» **Written task**: From the listing below, extract each line containing the string "this".

» **The data**:
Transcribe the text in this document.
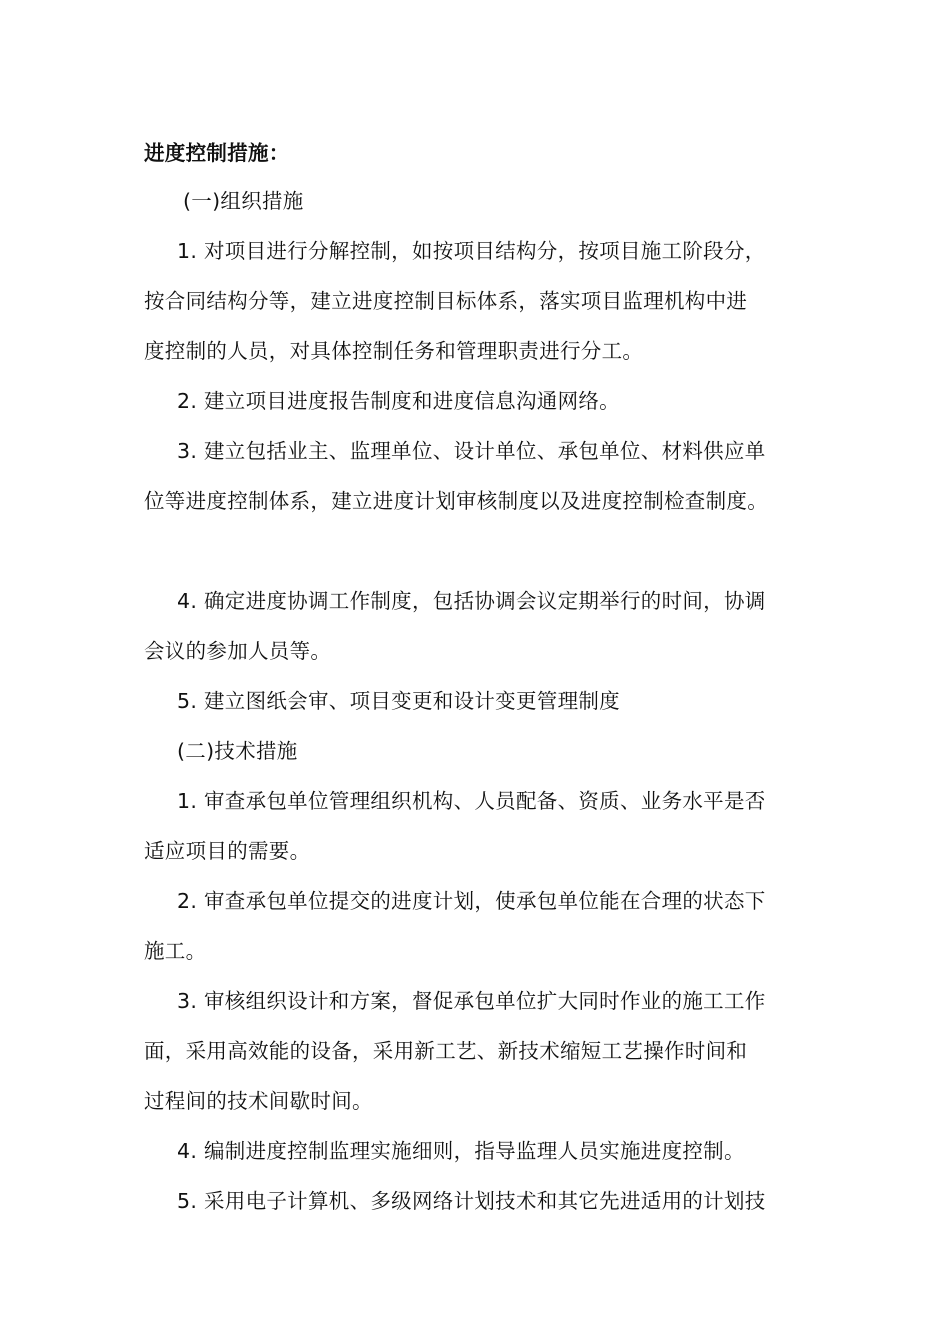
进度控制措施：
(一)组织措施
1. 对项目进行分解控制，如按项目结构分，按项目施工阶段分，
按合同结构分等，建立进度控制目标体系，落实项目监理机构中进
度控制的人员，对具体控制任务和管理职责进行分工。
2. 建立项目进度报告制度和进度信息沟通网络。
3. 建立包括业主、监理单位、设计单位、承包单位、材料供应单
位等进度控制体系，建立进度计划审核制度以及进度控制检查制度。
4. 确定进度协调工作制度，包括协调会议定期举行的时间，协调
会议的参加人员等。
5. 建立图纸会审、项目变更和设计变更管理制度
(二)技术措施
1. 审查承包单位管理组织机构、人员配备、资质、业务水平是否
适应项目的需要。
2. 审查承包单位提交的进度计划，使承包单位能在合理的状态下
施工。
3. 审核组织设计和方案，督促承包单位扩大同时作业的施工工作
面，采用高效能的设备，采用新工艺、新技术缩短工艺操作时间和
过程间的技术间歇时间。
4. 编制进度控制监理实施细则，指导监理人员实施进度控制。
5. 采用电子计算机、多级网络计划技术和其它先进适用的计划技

---

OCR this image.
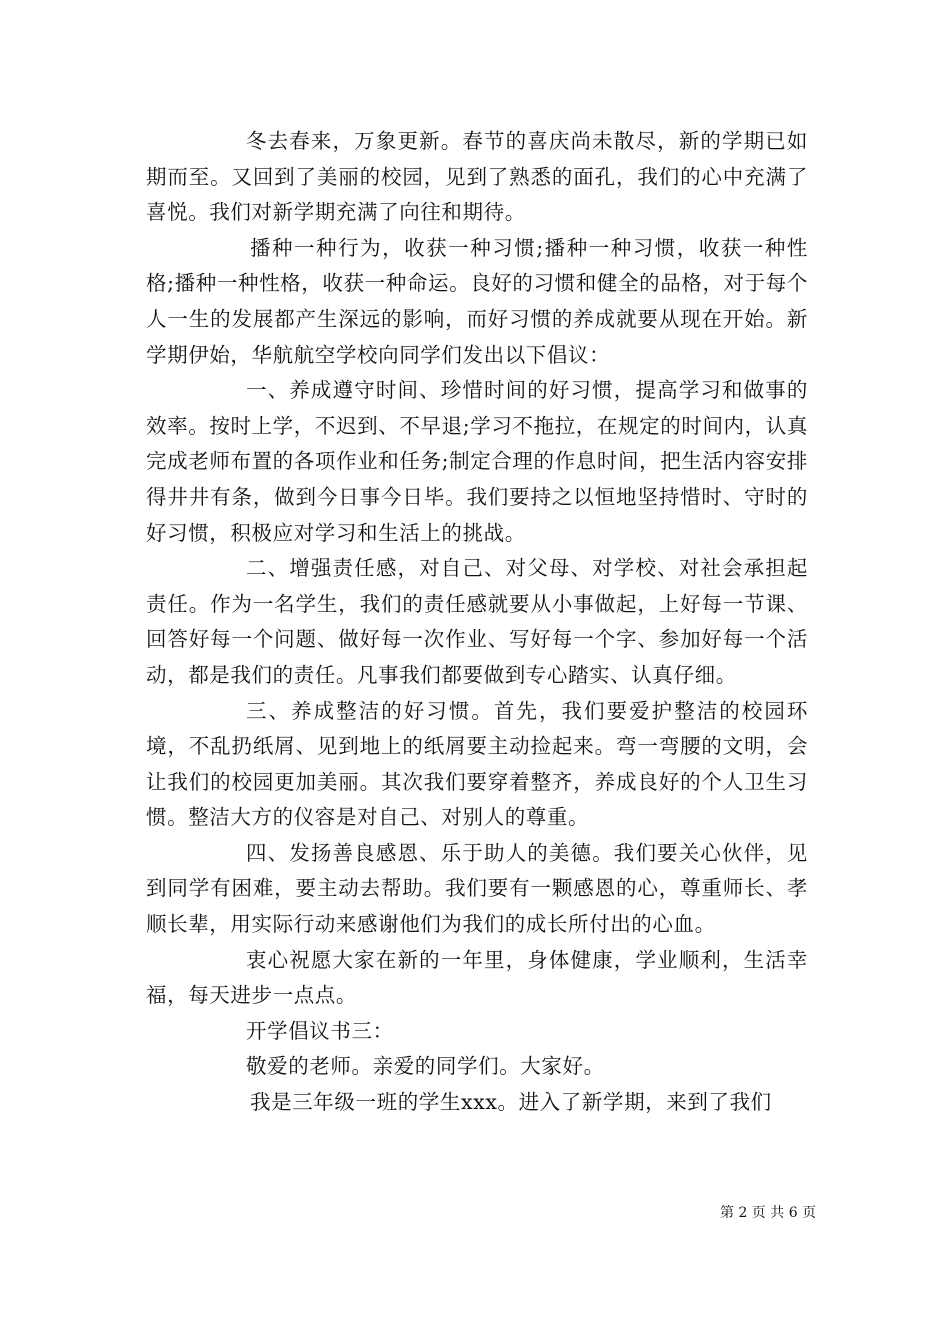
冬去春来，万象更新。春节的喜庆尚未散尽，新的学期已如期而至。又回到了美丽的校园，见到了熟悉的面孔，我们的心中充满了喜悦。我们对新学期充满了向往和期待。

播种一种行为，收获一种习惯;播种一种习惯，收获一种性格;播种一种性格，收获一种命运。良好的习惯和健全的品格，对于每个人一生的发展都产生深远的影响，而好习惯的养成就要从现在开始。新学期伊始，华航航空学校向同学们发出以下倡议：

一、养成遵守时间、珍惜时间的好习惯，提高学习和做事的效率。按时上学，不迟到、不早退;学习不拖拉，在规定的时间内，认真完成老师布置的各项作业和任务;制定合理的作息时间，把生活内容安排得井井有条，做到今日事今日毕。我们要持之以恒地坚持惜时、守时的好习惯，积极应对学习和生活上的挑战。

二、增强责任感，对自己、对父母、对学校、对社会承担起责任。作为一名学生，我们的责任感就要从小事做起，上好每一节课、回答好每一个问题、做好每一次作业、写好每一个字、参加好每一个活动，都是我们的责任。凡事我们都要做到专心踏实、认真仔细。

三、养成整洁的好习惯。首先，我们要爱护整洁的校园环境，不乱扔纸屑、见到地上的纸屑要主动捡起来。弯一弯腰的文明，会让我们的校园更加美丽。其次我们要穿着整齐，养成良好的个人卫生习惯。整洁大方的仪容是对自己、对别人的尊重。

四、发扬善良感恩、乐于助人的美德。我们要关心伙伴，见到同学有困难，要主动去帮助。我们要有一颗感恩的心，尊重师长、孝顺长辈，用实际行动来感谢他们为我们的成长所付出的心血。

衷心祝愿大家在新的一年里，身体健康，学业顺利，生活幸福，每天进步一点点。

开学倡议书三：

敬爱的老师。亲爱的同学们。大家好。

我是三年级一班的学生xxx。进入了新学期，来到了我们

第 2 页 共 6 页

---

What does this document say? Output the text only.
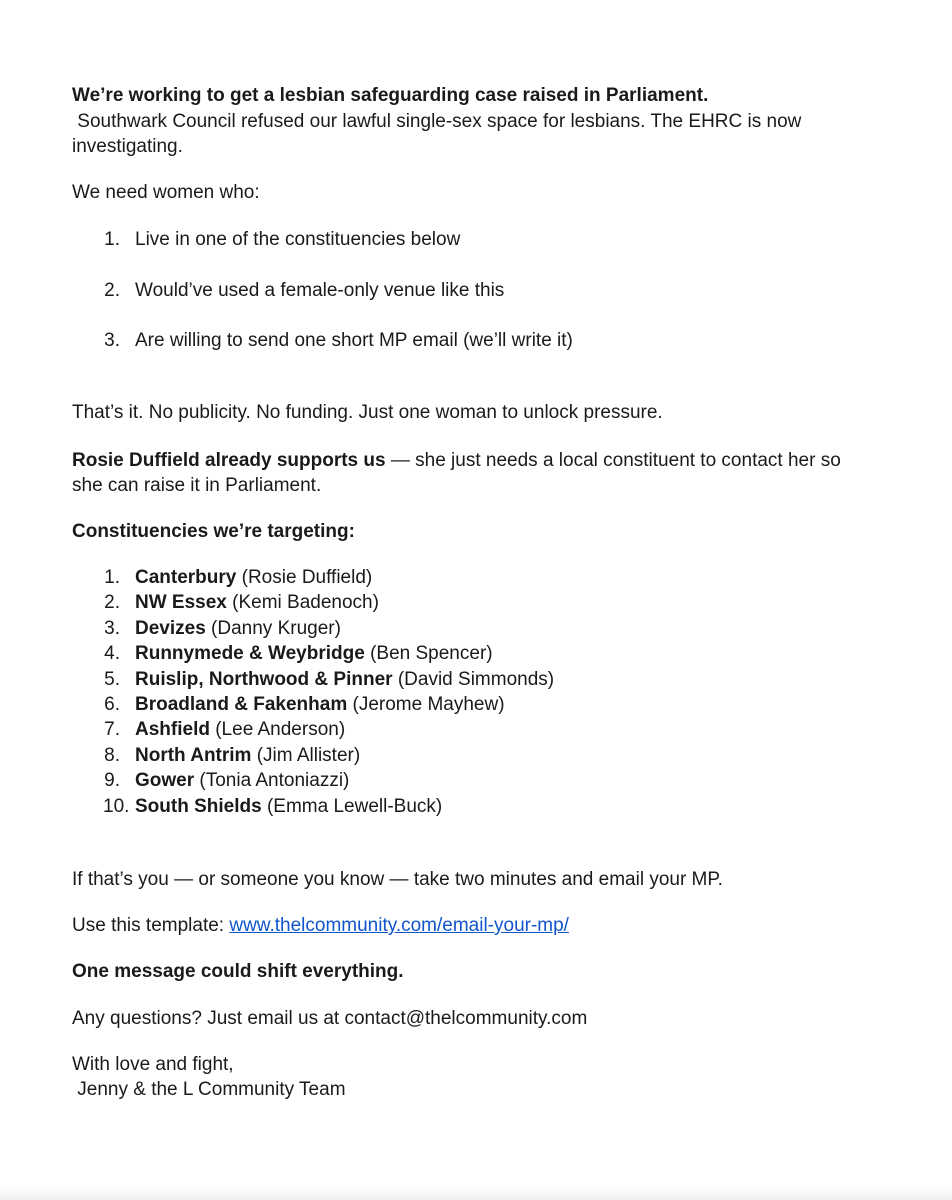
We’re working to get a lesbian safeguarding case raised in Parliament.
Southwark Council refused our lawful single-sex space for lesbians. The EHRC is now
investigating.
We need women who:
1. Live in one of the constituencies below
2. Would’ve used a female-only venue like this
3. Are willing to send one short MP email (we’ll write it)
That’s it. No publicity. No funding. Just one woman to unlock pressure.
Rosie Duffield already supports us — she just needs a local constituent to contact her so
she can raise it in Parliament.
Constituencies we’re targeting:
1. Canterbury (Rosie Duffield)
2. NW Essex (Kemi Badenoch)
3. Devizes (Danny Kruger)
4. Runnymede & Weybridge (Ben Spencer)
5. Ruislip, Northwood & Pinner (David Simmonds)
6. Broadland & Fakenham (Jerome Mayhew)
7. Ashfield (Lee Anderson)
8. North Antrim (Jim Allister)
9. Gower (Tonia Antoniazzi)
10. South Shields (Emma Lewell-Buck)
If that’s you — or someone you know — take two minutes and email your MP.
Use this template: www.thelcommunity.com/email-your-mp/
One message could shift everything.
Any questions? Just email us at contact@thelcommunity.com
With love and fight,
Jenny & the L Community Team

» **Exercise solution**:
Transcribe the text in this document.
OCR this image.
What does this document say? Output the text only.
2. Would’ve used a female-only venue like this
Use this template: www.thelcommunity.com/email-your-mp/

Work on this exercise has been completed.